◆ What is asked
Drop every picture, then transcribe the remaining data exactly.

Collection entries:
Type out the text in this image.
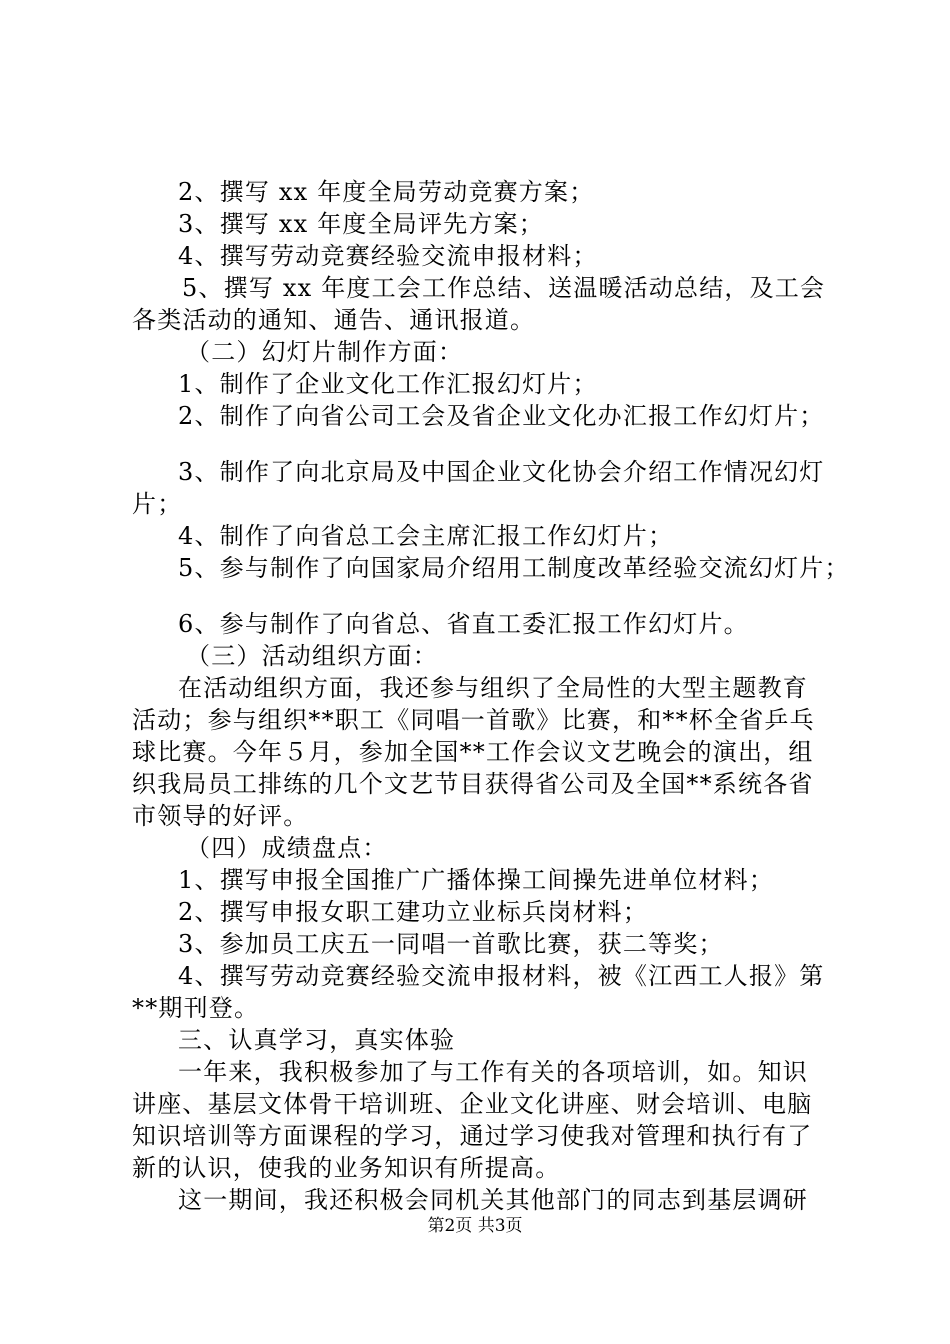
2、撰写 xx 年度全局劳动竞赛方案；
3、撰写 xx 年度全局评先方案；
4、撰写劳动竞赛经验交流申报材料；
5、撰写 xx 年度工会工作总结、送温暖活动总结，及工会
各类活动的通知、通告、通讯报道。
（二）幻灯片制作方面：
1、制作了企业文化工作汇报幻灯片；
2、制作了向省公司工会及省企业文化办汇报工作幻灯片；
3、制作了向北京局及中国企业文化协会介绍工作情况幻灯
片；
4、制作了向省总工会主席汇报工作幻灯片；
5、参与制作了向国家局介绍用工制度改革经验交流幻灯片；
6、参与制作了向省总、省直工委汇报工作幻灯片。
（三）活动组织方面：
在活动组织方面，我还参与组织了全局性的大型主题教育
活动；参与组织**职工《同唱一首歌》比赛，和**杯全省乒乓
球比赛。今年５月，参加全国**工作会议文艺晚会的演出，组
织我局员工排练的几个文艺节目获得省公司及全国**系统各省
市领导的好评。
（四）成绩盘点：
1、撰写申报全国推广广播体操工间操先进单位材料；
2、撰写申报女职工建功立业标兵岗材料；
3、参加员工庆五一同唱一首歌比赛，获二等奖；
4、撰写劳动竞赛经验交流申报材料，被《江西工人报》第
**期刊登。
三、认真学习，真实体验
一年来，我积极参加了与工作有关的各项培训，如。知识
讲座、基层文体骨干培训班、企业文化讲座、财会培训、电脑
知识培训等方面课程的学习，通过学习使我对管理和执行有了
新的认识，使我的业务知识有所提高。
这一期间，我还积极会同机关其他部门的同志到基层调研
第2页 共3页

◆ Answer
Type out the text in this image.
2、撰写 xx 年度全局劳动竞赛方案；
3、撰写 xx 年度全局评先方案；
4、撰写劳动竞赛经验交流申报材料；
5、撰写 xx 年度工会工作总结、送温暖活动总结，及工会
各类活动的通知、通告、通讯报道。
（二）幻灯片制作方面：
1、制作了企业文化工作汇报幻灯片；
2、制作了向省公司工会及省企业文化办汇报工作幻灯片；
3、制作了向北京局及中国企业文化协会介绍工作情况幻灯
片；
4、制作了向省总工会主席汇报工作幻灯片；
5、参与制作了向国家局介绍用工制度改革经验交流幻灯片；
6、参与制作了向省总、省直工委汇报工作幻灯片。
（三）活动组织方面：
在活动组织方面，我还参与组织了全局性的大型主题教育
活动；参与组织**职工《同唱一首歌》比赛，和**杯全省乒乓
球比赛。今年５月，参加全国**工作会议文艺晚会的演出，组
织我局员工排练的几个文艺节目获得省公司及全国**系统各省
市领导的好评。
（四）成绩盘点：
1、撰写申报全国推广广播体操工间操先进单位材料；
2、撰写申报女职工建功立业标兵岗材料；
3、参加员工庆五一同唱一首歌比赛，获二等奖；
4、撰写劳动竞赛经验交流申报材料，被《江西工人报》第
**期刊登。
三、认真学习，真实体验
一年来，我积极参加了与工作有关的各项培训，如。知识
讲座、基层文体骨干培训班、企业文化讲座、财会培训、电脑
知识培训等方面课程的学习，通过学习使我对管理和执行有了
新的认识，使我的业务知识有所提高。
这一期间，我还积极会同机关其他部门的同志到基层调研
第2页 共3页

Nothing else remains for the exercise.